═════ RECORDS FOR THE TASK

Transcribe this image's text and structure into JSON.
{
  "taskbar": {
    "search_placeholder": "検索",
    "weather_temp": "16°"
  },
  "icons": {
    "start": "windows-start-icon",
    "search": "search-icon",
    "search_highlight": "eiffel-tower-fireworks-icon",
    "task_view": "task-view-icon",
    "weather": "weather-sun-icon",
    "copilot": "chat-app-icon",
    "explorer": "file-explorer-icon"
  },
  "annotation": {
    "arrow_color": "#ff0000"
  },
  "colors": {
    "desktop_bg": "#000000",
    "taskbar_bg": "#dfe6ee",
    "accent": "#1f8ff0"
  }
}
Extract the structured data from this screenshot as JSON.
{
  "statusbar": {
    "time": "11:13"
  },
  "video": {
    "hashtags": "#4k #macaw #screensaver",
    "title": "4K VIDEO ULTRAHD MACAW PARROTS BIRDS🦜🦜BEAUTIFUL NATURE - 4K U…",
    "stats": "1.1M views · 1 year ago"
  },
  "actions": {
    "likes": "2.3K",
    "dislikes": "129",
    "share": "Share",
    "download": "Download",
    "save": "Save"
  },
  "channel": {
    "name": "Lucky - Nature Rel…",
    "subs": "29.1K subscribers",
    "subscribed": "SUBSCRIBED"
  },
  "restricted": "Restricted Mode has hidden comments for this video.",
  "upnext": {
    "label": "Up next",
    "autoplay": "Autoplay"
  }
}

══════════

THE REQUEST:
Report only how many lines of the listing hold the word "JSON".

REPLY:
2